> [Task prompt]: Quote, without change, all of the lines that follow.

> [Data entries]:
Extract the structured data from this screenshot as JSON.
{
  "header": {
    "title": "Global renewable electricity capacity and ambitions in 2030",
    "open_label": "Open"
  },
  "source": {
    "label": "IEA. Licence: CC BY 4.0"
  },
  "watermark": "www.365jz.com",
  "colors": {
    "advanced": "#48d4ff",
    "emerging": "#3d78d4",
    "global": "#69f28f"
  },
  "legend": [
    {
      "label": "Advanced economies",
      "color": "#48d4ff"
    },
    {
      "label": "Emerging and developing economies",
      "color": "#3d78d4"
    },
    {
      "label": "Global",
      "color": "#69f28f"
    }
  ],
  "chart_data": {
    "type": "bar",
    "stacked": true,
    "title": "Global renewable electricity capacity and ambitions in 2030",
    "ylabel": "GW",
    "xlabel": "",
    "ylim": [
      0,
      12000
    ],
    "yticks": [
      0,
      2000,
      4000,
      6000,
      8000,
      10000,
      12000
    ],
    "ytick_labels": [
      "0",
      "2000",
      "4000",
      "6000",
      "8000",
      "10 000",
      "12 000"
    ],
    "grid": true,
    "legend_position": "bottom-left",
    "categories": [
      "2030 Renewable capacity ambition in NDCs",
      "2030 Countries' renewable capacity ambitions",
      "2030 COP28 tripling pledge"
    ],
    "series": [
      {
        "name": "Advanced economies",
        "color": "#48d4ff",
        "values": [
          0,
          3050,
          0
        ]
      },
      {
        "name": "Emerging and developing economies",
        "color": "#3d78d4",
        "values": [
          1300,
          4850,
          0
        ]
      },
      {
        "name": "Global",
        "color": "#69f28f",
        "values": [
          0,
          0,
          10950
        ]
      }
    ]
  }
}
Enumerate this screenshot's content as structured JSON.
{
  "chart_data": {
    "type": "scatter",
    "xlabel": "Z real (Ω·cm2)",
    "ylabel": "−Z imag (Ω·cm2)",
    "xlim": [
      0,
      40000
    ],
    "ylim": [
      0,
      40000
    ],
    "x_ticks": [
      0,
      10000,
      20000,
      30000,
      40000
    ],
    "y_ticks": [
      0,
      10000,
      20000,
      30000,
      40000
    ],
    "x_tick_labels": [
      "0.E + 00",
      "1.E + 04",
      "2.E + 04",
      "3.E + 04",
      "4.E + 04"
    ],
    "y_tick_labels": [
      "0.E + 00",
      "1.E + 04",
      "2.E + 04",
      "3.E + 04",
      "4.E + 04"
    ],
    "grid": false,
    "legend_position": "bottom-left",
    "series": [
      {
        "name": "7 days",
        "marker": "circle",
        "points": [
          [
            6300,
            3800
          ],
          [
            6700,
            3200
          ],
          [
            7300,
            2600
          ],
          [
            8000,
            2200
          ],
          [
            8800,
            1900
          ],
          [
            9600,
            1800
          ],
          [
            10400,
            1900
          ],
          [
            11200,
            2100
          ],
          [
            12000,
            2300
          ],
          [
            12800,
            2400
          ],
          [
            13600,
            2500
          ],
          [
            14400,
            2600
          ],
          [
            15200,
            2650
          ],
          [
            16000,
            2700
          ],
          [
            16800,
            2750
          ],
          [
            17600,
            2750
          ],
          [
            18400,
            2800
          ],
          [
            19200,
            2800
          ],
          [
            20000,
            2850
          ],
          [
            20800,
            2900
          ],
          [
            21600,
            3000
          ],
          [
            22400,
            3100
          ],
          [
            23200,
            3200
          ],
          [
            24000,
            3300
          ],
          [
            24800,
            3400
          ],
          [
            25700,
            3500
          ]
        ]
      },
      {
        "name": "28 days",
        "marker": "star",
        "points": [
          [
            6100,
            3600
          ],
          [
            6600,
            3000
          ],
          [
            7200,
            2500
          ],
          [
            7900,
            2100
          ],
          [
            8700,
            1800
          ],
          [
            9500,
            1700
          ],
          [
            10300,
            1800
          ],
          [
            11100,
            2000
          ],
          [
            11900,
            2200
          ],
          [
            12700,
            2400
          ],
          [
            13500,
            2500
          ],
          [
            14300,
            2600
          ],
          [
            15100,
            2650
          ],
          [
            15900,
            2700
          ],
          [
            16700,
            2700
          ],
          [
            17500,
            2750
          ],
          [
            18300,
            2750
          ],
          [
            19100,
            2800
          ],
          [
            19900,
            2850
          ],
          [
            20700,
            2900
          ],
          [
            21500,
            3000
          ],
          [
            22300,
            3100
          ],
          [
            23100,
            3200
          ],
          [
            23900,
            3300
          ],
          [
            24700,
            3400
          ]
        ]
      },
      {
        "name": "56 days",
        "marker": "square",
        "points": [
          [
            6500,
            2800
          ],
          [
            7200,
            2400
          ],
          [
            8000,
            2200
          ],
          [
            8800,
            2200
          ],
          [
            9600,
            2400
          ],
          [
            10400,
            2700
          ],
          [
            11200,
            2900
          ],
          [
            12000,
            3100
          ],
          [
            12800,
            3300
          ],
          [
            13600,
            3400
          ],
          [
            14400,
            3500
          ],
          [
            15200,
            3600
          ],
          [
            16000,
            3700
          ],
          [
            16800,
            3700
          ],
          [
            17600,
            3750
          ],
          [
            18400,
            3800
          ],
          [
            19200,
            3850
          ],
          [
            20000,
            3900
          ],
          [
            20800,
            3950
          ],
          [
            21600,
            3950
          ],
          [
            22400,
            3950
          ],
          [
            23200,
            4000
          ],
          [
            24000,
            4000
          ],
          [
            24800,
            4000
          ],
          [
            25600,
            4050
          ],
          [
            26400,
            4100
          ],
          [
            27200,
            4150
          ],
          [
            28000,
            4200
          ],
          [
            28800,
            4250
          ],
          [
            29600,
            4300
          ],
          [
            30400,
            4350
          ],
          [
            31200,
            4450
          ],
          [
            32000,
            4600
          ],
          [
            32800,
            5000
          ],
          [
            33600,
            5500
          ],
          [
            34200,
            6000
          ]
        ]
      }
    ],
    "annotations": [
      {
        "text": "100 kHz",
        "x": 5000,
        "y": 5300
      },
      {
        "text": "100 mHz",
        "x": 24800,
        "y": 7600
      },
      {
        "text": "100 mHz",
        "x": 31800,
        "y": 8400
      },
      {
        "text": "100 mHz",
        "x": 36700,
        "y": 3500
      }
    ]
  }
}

> [Solution]:
Extract the structured data from this screenshot as JSON.
{
  "header": {
    "title": "Global renewable electricity capacity and ambitions in 2030",
    "open_label": "Open"
  },
  "source": {
    "label": "IEA. Licence: CC BY 4.0"
  },
  "watermark": "www.365jz.com",
  "colors": {
    "advanced": "#48d4ff",
    "emerging": "#3d78d4",
    "global": "#69f28f"
  },
  "legend": [
    {
      "label": "Advanced economies",
      "color": "#48d4ff"
    },
    {
      "label": "Emerging and developing economies",
      "color": "#3d78d4"
    },
    {
      "label": "Global",
      "color": "#69f28f"
    }
  ],
  "chart_data": {
    "type": "bar",
    "stacked": true,
    "title": "Global renewable electricity capacity and ambitions in 2030",
    "ylabel": "GW",
    "xlabel": "",
    "ylim": [
      0,
      12000
    ],
    "yticks": [
      0,
      2000,
      4000,
      6000,
      8000,
      10000,
      12000
    ],
    "ytick_labels": [
      "0",
      "2000",
      "4000",
      "6000",
      "8000",
      "10 000",
      "12 000"
    ],
    "grid": true,
    "legend_position": "bottom-left",
    "categories": [
      "2030 Renewable capacity ambition in NDCs",
      "2030 Countries' renewable capacity ambitions",
      "2030 COP28 tripling pledge"
    ],
    "series": [
      {
        "name": "Advanced economies",
        "color": "#48d4ff",
        "values": [
          0,
          3050,
          0
        ]
      },
      {
        "name": "Emerging and developing economies",
        "color": "#3d78d4",
        "values": [
          1300,
          4850,
          0
        ]
      },
      {
        "name": "Global",
        "color": "#69f28f",
        "values": [
          0,
          0,
          10950
        ]
      }
    ]
  }
}
Enumerate this screenshot's content as structured JSON.
{
  "chart_data": {
    "type": "scatter",
    "xlabel": "Z real (Ω·cm2)",
    "ylabel": "−Z imag (Ω·cm2)",
    "xlim": [
      0,
      40000
    ],
    "ylim": [
      0,
      40000
    ],
    "x_ticks": [
      0,
      10000,
      20000,
      30000,
      40000
    ],
    "y_ticks": [
      0,
      10000,
      20000,
      30000,
      40000
    ],
    "x_tick_labels": [
      "0.E + 00",
      "1.E + 04",
      "2.E + 04",
      "3.E + 04",
      "4.E + 04"
    ],
    "y_tick_labels": [
      "0.E + 00",
      "1.E + 04",
      "2.E + 04",
      "3.E + 04",
      "4.E + 04"
    ],
    "grid": false,
    "legend_position": "bottom-left",
    "series": [
      {
        "name": "7 days",
        "marker": "circle",
        "points": [
          [
            6300,
            3800
          ],
          [
            6700,
            3200
          ],
          [
            7300,
            2600
          ],
          [
            8000,
            2200
          ],
          [
            8800,
            1900
          ],
          [
            9600,
            1800
          ],
          [
            10400,
            1900
          ],
          [
            11200,
            2100
          ],
          [
            12000,
            2300
          ],
          [
            12800,
            2400
          ],
          [
            13600,
            2500
          ],
          [
            14400,
            2600
          ],
          [
            15200,
            2650
          ],
          [
            16000,
            2700
          ],
          [
            16800,
            2750
          ],
          [
            17600,
            2750
          ],
          [
            18400,
            2800
          ],
          [
            19200,
            2800
          ],
          [
            20000,
            2850
          ],
          [
            20800,
            2900
          ],
          [
            21600,
            3000
          ],
          [
            22400,
            3100
          ],
          [
            23200,
            3200
          ],
          [
            24000,
            3300
          ],
          [
            24800,
            3400
          ],
          [
            25700,
            3500
          ]
        ]
      },
      {
        "name": "28 days",
        "marker": "star",
        "points": [
          [
            6100,
            3600
          ],
          [
            6600,
            3000
          ],
          [
            7200,
            2500
          ],
          [
            7900,
            2100
          ],
          [
            8700,
            1800
          ],
          [
            9500,
            1700
          ],
          [
            10300,
            1800
          ],
          [
            11100,
            2000
          ],
          [
            11900,
            2200
          ],
          [
            12700,
            2400
          ],
          [
            13500,
            2500
          ],
          [
            14300,
            2600
          ],
          [
            15100,
            2650
          ],
          [
            15900,
            2700
          ],
          [
            16700,
            2700
          ],
          [
            17500,
            2750
          ],
          [
            18300,
            2750
          ],
          [
            19100,
            2800
          ],
          [
            19900,
            2850
          ],
          [
            20700,
            2900
          ],
          [
            21500,
            3000
          ],
          [
            22300,
            3100
          ],
          [
            23100,
            3200
          ],
          [
            23900,
            3300
          ],
          [
            24700,
            3400
          ]
        ]
      },
      {
        "name": "56 days",
        "marker": "square",
        "points": [
          [
            6500,
            2800
          ],
          [
            7200,
            2400
          ],
          [
            8000,
            2200
          ],
          [
            8800,
            2200
          ],
          [
            9600,
            2400
          ],
          [
            10400,
            2700
          ],
          [
            11200,
            2900
          ],
          [
            12000,
            3100
          ],
          [
            12800,
            3300
          ],
          [
            13600,
            3400
          ],
          [
            14400,
            3500
          ],
          [
            15200,
            3600
          ],
          [
            16000,
            3700
          ],
          [
            16800,
            3700
          ],
          [
            17600,
            3750
          ],
          [
            18400,
            3800
          ],
          [
            19200,
            3850
          ],
          [
            20000,
            3900
          ],
          [
            20800,
            3950
          ],
          [
            21600,
            3950
          ],
          [
            22400,
            3950
          ],
          [
            23200,
            4000
          ],
          [
            24000,
            4000
          ],
          [
            24800,
            4000
          ],
          [
            25600,
            4050
          ],
          [
            26400,
            4100
          ],
          [
            27200,
            4150
          ],
          [
            28000,
            4200
          ],
          [
            28800,
            4250
          ],
          [
            29600,
            4300
          ],
          [
            30400,
            4350
          ],
          [
            31200,
            4450
          ],
          [
            32000,
            4600
          ],
          [
            32800,
            5000
          ],
          [
            33600,
            5500
          ],
          [
            34200,
            6000
          ]
        ]
      }
    ],
    "annotations": [
      {
        "text": "100 kHz",
        "x": 5000,
        "y": 5300
      },
      {
        "text": "100 mHz",
        "x": 24800,
        "y": 7600
      },
      {
        "text": "100 mHz",
        "x": 31800,
        "y": 8400
      },
      {
        "text": "100 mHz",
        "x": 36700,
        "y": 3500
      }
    ]
  }
}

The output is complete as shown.